++++ Material for this exercise ++++

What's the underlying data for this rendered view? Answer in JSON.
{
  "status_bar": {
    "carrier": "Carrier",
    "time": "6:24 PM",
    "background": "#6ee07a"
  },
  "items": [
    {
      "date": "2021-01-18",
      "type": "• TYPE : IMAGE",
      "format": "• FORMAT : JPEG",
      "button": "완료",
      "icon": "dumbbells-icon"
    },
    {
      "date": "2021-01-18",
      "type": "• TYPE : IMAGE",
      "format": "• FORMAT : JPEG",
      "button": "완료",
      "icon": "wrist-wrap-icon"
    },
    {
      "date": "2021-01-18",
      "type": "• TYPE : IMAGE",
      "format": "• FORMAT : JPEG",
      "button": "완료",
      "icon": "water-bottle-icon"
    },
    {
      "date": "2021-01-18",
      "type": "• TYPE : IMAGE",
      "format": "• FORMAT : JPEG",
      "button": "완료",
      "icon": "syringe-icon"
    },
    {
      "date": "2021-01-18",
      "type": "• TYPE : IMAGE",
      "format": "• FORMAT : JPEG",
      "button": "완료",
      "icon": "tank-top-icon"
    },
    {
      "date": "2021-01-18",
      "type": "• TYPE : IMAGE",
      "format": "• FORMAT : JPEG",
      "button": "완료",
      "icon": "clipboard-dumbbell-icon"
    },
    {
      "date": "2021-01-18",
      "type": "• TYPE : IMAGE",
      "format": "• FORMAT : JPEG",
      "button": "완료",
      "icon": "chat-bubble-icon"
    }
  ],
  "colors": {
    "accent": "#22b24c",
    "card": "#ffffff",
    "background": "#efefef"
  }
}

++++

What the task asks -
Each record should come back exactly as written.

Result -
What's the underlying data for this rendered view? Answer in JSON.
{
  "status_bar": {
    "carrier": "Carrier",
    "time": "6:24 PM",
    "background": "#6ee07a"
  },
  "items": [
    {
      "date": "2021-01-18",
      "type": "• TYPE : IMAGE",
      "format": "• FORMAT : JPEG",
      "button": "완료",
      "icon": "dumbbells-icon"
    },
    {
      "date": "2021-01-18",
      "type": "• TYPE : IMAGE",
      "format": "• FORMAT : JPEG",
      "button": "완료",
      "icon": "wrist-wrap-icon"
    },
    {
      "date": "2021-01-18",
      "type": "• TYPE : IMAGE",
      "format": "• FORMAT : JPEG",
      "button": "완료",
      "icon": "water-bottle-icon"
    },
    {
      "date": "2021-01-18",
      "type": "• TYPE : IMAGE",
      "format": "• FORMAT : JPEG",
      "button": "완료",
      "icon": "syringe-icon"
    },
    {
      "date": "2021-01-18",
      "type": "• TYPE : IMAGE",
      "format": "• FORMAT : JPEG",
      "button": "완료",
      "icon": "tank-top-icon"
    },
    {
      "date": "2021-01-18",
      "type": "• TYPE : IMAGE",
      "format": "• FORMAT : JPEG",
      "button": "완료",
      "icon": "clipboard-dumbbell-icon"
    },
    {
      "date": "2021-01-18",
      "type": "• TYPE : IMAGE",
      "format": "• FORMAT : JPEG",
      "button": "완료",
      "icon": "chat-bubble-icon"
    }
  ],
  "colors": {
    "accent": "#22b24c",
    "card": "#ffffff",
    "background": "#efefef"
  }
}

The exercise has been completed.